EXERCISE:
Read the records below and copy each line that contains "examen".

-- begin RECORDED DATA --

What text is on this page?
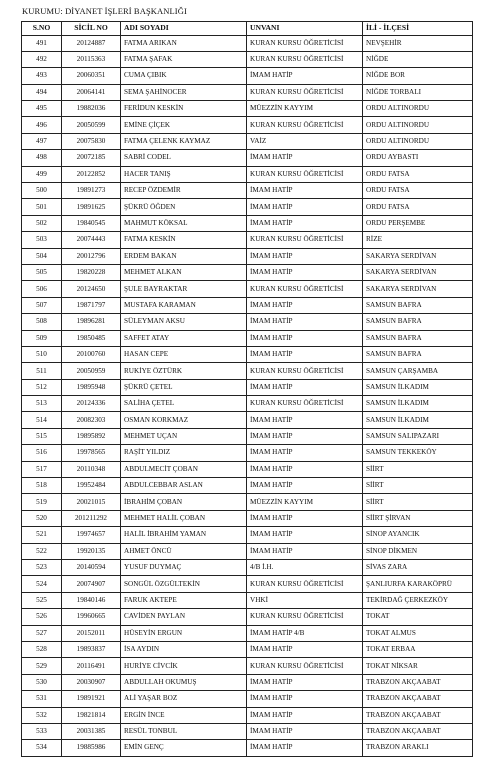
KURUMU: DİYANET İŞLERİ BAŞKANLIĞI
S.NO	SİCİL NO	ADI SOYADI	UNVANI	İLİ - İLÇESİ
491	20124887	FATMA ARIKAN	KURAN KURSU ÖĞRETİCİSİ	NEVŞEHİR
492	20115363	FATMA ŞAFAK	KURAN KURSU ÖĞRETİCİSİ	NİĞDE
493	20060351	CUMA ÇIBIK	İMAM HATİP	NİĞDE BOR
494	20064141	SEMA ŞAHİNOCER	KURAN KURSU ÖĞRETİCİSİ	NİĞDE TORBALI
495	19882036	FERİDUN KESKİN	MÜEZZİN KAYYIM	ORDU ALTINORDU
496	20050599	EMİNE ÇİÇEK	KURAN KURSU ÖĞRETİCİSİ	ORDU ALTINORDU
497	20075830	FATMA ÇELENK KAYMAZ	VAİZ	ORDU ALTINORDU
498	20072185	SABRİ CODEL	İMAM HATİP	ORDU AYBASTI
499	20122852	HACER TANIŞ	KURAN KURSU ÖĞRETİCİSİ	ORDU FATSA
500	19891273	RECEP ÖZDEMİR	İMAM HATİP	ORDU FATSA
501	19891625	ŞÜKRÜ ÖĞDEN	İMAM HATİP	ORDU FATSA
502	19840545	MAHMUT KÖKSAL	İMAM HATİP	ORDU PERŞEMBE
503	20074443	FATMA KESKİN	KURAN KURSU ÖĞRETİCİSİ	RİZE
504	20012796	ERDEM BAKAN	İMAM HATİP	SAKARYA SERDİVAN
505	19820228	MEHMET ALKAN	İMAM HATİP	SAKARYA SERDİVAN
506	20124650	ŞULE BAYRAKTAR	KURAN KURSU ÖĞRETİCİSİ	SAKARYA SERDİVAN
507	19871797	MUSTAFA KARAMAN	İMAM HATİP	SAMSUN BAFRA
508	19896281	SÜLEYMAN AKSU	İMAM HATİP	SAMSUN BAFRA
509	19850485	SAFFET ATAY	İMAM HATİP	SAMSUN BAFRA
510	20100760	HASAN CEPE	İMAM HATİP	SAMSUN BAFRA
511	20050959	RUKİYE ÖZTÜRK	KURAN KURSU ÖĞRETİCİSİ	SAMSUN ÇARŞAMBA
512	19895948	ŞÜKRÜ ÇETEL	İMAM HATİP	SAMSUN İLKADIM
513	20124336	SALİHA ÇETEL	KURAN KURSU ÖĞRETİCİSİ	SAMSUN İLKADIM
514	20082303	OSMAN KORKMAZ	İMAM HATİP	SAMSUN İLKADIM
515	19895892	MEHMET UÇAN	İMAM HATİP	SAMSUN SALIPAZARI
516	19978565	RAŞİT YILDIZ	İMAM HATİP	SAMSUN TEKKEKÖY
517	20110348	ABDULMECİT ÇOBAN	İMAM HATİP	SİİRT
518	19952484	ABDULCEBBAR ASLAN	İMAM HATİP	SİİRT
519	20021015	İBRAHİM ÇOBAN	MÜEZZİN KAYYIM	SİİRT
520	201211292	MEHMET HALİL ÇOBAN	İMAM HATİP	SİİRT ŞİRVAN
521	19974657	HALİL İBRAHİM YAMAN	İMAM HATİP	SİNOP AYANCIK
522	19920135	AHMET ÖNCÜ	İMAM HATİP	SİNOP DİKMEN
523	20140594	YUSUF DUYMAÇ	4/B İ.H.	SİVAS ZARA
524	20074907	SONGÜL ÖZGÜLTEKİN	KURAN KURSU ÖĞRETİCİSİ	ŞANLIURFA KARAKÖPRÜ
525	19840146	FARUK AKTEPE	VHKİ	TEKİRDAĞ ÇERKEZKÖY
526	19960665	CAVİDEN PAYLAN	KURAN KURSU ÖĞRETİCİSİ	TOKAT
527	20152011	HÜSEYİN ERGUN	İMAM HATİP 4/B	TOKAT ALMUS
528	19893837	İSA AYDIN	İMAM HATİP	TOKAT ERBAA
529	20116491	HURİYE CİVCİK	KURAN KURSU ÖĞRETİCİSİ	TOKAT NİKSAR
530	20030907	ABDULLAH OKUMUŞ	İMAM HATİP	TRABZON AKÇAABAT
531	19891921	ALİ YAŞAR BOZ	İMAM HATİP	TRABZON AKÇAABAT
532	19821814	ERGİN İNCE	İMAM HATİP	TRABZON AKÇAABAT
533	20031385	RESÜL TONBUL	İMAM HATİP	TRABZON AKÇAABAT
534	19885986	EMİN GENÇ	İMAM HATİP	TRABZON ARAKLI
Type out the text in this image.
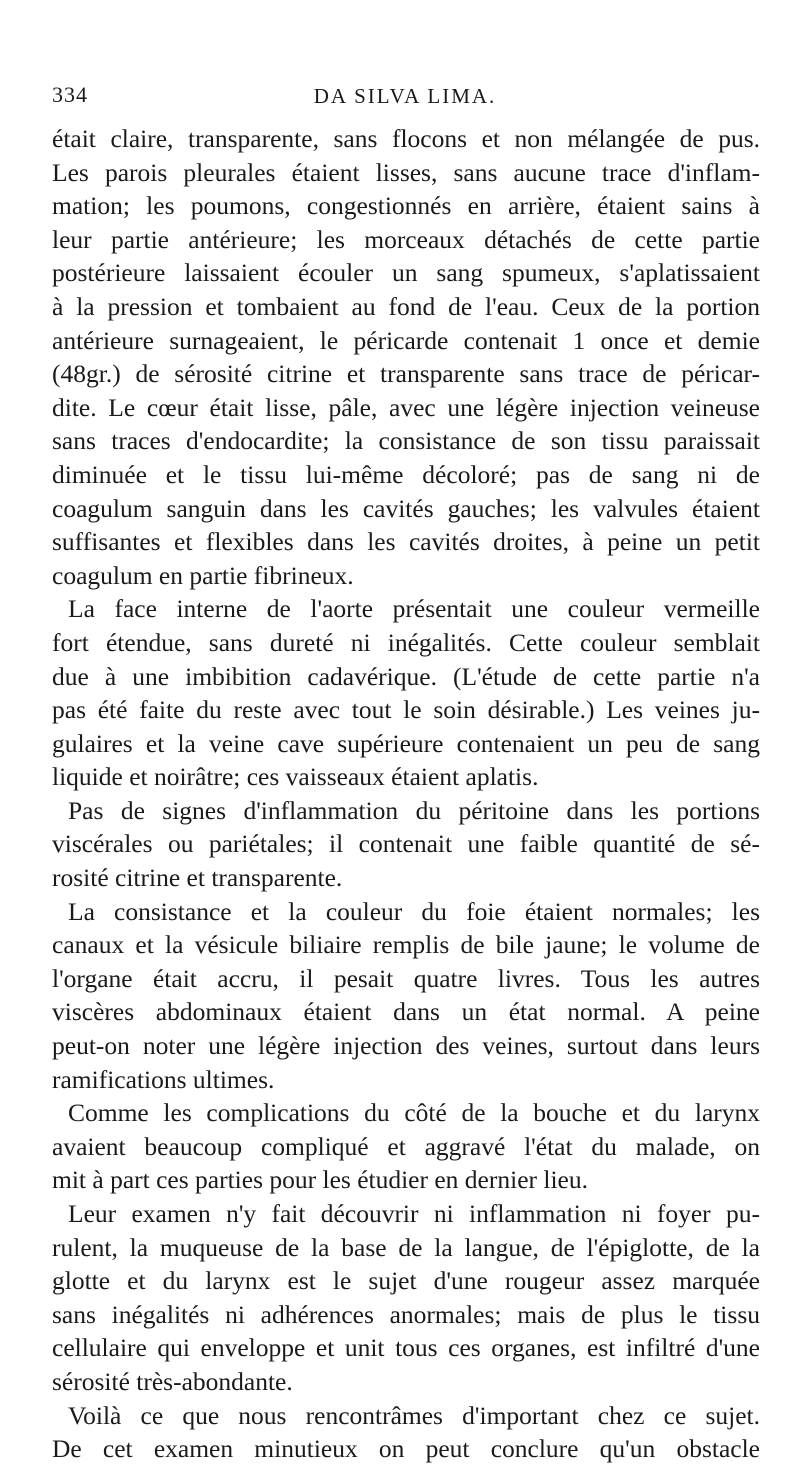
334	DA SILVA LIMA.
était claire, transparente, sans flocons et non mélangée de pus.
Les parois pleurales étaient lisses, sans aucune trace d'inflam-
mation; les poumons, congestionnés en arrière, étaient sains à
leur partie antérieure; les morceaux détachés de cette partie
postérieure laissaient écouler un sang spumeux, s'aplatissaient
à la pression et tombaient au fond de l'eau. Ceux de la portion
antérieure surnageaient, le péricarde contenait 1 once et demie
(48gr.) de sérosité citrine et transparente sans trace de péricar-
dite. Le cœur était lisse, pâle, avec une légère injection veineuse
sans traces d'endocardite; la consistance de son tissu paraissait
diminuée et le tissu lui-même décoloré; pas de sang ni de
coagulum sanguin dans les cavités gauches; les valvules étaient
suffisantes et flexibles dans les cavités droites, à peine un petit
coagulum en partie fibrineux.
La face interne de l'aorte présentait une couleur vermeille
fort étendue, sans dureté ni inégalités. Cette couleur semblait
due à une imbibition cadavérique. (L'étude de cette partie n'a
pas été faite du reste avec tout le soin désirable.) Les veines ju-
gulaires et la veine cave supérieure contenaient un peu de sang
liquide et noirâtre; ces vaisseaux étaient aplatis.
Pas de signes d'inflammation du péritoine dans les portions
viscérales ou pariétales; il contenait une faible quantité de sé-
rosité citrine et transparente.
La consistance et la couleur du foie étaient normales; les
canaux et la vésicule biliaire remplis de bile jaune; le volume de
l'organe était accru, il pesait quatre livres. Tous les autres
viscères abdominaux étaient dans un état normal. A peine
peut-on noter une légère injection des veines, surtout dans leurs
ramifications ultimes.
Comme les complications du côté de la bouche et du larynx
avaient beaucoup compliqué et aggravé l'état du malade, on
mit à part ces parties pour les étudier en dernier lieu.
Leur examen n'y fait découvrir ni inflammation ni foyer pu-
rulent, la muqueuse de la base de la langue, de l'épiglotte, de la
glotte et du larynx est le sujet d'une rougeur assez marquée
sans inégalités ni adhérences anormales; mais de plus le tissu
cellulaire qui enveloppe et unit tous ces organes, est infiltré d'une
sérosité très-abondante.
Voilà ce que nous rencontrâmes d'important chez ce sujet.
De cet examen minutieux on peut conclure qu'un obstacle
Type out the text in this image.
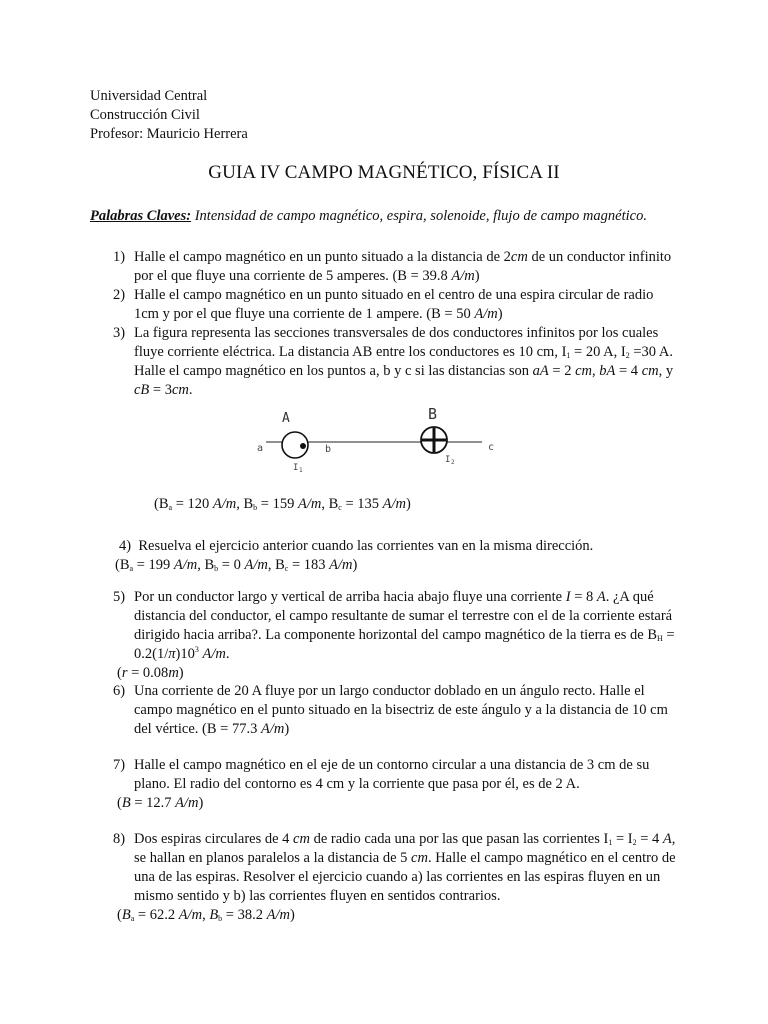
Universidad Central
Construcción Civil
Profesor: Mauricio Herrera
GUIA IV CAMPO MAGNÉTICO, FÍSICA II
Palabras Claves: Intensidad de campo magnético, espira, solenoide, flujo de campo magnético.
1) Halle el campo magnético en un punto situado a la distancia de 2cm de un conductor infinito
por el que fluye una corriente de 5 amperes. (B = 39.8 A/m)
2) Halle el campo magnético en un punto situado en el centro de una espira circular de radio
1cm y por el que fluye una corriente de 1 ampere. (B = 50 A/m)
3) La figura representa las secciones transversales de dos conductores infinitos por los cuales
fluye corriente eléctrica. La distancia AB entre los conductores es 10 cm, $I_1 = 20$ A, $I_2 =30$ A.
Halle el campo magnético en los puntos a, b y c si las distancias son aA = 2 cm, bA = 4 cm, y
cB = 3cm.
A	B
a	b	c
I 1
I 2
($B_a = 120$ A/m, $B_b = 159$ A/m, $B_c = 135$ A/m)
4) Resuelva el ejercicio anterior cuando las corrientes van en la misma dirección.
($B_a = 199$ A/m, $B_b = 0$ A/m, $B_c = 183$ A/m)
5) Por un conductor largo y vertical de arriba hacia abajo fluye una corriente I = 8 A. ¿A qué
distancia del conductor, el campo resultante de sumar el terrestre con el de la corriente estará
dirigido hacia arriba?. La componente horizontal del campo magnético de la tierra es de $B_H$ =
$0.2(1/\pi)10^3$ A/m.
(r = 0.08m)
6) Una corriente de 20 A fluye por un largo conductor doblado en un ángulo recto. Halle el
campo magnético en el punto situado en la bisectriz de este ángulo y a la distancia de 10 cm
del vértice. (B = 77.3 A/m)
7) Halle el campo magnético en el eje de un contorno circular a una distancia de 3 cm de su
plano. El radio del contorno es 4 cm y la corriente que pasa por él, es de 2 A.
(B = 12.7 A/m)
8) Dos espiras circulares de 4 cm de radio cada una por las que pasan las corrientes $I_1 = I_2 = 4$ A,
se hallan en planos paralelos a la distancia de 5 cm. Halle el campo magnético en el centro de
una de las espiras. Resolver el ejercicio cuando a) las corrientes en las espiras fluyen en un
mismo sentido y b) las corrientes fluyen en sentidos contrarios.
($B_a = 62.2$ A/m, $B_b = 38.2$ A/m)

-- end RECORDED DATA --

CORRECT RESULT:
Leur examen n'y fait découvrir ni inflammation ni foyer pu-
De cet examen minutieux on peut conclure qu'un obstacle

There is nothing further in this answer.